• [Stored data entries]
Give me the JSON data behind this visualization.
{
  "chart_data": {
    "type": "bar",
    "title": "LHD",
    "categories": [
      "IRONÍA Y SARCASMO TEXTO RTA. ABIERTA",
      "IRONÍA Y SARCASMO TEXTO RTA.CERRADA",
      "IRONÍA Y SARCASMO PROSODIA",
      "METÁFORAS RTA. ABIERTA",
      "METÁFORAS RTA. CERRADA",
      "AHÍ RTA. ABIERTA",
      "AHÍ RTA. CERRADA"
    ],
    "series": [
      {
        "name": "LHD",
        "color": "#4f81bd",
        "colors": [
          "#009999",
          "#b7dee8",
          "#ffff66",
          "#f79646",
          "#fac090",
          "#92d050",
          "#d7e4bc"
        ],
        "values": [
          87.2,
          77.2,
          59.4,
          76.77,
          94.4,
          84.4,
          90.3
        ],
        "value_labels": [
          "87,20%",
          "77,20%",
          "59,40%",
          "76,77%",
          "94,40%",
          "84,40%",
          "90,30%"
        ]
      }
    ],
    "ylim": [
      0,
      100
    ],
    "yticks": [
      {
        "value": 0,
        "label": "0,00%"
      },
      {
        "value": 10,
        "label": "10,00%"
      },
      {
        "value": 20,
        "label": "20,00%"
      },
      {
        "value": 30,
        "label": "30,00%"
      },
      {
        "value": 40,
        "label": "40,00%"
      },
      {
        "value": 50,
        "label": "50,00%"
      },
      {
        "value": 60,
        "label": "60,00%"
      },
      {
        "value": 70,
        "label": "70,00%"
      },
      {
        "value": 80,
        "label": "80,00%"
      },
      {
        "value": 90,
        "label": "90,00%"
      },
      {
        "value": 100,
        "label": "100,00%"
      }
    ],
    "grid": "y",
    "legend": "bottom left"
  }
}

• [Exercise aim]
In how many lines does the word "TEXTO" appear? Respond with the number alone.

• [Output of the task]
2